**EXERCISE INPUT:**
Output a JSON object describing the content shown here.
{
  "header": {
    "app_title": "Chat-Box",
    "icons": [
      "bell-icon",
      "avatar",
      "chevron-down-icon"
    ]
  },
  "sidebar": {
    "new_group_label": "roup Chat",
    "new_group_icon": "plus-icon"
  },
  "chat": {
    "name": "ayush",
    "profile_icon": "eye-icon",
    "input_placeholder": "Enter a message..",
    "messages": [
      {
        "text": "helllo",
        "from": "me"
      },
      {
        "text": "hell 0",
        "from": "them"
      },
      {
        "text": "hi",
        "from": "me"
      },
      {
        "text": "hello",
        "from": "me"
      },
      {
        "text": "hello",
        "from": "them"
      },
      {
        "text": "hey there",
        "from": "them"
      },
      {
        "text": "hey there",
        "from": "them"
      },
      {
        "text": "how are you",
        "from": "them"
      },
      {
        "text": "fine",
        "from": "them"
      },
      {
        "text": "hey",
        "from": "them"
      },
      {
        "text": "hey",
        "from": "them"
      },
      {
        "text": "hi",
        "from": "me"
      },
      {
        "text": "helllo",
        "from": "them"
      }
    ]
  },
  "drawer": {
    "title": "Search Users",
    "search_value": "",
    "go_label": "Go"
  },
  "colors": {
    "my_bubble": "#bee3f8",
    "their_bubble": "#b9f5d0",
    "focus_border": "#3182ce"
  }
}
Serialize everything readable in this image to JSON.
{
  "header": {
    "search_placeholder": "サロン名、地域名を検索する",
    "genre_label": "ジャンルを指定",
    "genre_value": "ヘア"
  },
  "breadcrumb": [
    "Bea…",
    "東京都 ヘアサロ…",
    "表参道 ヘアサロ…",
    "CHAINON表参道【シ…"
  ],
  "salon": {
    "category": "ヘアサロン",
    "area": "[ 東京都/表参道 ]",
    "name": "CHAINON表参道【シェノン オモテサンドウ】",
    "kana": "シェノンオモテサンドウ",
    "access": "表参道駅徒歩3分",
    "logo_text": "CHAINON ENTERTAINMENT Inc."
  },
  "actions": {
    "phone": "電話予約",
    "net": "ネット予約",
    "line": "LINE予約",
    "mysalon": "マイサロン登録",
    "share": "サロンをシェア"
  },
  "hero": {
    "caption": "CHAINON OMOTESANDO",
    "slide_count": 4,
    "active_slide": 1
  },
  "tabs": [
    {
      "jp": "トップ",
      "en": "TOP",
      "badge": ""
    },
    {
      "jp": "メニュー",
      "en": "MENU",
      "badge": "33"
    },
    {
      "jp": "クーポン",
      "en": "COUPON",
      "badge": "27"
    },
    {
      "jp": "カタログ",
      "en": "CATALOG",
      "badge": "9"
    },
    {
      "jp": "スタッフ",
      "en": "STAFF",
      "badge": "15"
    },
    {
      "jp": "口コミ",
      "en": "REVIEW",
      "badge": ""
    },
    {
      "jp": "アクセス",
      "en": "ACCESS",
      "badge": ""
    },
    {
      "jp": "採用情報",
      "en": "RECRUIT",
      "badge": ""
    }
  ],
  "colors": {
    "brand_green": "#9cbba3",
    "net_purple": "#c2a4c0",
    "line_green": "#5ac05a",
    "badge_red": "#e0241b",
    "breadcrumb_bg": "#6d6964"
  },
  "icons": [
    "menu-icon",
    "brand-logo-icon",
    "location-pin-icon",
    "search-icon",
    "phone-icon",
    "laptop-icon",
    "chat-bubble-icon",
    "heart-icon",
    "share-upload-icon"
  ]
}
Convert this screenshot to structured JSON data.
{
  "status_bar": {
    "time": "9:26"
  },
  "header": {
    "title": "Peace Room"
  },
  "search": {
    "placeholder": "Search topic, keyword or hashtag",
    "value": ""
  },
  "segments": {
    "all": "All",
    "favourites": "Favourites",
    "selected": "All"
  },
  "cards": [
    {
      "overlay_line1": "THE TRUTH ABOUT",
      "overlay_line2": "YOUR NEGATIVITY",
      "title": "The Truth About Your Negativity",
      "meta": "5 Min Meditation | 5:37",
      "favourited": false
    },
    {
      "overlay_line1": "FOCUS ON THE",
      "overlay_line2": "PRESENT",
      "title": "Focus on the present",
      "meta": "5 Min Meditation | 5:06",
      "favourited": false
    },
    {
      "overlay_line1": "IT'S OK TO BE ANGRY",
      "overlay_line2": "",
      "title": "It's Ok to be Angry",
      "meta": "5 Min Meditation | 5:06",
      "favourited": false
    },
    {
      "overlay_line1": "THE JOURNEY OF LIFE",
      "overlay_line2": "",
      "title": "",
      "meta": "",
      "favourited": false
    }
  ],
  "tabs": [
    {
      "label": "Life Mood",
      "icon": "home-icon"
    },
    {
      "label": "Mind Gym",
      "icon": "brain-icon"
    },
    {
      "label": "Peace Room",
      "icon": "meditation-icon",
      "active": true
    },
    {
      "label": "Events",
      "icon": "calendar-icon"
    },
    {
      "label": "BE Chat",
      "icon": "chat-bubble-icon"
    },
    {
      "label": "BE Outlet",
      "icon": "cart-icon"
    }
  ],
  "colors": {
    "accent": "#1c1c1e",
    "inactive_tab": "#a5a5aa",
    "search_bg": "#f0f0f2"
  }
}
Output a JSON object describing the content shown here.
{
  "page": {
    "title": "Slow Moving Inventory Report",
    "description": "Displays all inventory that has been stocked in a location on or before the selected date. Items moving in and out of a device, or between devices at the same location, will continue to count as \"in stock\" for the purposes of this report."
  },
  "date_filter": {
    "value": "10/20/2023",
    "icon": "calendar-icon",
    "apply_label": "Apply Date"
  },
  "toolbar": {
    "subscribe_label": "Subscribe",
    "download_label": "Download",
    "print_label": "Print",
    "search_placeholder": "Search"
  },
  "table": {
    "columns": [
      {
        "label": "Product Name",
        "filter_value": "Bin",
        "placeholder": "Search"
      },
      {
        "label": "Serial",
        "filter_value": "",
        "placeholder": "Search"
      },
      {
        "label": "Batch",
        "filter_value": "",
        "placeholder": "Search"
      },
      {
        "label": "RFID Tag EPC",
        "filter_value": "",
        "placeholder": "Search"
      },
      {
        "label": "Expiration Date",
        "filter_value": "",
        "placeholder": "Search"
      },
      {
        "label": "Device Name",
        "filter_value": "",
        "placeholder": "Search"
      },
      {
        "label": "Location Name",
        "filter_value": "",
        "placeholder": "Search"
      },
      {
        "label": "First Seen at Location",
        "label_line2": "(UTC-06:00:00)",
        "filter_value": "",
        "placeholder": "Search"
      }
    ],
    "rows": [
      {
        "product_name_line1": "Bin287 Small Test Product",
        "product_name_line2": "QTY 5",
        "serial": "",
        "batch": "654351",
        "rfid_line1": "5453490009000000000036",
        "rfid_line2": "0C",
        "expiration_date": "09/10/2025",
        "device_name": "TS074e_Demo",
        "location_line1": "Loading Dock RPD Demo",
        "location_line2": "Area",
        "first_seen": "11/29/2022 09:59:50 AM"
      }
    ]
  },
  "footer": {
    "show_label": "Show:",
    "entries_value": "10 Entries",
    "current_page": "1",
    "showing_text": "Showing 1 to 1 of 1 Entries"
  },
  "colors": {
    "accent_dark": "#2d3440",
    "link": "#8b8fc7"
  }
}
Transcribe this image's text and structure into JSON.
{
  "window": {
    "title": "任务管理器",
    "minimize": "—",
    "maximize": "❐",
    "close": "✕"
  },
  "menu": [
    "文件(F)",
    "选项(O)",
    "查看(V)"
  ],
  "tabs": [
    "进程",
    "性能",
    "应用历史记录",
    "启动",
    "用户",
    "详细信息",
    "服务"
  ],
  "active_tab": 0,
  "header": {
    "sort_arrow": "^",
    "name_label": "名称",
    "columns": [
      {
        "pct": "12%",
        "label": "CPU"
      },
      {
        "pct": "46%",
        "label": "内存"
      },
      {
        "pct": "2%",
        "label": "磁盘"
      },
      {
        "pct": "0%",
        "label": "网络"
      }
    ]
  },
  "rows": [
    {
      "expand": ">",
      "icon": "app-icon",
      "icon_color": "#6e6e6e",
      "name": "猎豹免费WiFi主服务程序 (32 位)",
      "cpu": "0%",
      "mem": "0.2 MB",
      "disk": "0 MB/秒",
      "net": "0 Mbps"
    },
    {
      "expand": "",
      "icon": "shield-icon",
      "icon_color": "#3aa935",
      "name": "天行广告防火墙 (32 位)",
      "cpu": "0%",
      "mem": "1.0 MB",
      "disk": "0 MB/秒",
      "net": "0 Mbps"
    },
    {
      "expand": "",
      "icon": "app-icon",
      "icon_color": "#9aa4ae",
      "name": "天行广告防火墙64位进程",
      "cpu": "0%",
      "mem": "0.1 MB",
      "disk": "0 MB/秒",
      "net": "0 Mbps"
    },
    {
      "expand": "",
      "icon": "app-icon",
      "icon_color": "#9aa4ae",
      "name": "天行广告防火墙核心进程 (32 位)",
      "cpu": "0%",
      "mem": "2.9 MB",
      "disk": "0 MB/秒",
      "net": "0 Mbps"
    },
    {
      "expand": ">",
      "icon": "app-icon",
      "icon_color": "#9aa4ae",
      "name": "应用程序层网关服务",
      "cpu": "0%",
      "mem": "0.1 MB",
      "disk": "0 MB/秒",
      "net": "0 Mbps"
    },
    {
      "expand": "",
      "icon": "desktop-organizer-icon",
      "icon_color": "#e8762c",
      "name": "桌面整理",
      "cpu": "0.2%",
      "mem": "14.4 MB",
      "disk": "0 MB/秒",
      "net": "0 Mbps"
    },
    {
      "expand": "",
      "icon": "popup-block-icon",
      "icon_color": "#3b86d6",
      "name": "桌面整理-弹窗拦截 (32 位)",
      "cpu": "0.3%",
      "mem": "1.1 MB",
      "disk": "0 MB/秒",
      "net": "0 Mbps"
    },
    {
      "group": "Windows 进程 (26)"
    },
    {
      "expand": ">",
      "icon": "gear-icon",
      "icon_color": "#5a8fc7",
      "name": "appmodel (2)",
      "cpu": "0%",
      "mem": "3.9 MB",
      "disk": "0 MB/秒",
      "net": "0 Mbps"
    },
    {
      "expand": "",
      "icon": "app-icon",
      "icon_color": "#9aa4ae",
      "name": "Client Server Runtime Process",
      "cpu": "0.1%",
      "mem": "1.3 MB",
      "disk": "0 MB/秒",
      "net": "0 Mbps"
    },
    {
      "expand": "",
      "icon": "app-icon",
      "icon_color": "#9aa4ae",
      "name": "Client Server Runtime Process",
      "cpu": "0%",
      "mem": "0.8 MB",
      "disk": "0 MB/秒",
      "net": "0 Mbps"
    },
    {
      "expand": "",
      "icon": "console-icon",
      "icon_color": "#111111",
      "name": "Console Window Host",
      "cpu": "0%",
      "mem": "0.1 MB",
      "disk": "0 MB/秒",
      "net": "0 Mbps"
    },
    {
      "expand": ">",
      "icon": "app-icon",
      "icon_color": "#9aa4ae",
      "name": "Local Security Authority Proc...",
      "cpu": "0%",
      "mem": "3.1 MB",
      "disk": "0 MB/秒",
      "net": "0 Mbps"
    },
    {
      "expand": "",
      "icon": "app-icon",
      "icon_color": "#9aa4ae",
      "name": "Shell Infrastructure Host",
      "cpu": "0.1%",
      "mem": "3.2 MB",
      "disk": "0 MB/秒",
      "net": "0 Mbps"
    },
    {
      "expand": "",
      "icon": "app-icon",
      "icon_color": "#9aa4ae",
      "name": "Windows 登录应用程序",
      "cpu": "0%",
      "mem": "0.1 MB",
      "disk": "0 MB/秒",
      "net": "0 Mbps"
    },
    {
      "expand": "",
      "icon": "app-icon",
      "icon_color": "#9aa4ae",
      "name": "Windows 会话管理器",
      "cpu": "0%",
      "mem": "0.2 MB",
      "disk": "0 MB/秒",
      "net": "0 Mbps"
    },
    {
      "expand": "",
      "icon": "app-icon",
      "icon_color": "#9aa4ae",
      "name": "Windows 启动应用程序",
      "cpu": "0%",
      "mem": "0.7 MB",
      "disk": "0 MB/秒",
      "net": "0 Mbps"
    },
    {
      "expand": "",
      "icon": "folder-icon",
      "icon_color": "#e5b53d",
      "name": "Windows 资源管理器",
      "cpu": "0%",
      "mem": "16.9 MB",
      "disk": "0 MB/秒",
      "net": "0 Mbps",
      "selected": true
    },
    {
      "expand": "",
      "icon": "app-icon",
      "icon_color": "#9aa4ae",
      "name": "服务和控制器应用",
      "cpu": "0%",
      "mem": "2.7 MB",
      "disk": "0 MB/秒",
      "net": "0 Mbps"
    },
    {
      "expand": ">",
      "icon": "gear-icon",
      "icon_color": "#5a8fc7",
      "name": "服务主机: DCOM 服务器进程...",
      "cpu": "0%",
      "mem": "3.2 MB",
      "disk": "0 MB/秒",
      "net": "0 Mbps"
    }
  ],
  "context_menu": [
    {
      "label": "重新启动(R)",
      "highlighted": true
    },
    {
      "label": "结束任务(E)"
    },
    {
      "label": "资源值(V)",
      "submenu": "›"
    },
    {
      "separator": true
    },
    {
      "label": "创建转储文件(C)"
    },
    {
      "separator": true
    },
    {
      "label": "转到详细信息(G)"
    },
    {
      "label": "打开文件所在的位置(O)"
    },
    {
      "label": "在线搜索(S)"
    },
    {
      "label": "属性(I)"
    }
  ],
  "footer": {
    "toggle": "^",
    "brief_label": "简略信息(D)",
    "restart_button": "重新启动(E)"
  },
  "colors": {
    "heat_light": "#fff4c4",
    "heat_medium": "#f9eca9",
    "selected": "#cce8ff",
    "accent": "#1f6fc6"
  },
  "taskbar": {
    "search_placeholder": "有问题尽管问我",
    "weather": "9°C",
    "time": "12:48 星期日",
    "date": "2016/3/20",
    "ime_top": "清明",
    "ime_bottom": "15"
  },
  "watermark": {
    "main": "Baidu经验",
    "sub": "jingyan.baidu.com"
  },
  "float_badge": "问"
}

**THE REQUEST:** Using the data above, copy each line that contains "Windows".

**TASK RESULT:**
      "group": "Windows 进程 (26)"
      "name": "Windows 登录应用程序",
      "name": "Windows 会话管理器",
      "name": "Windows 启动应用程序",
      "name": "Windows 资源管理器",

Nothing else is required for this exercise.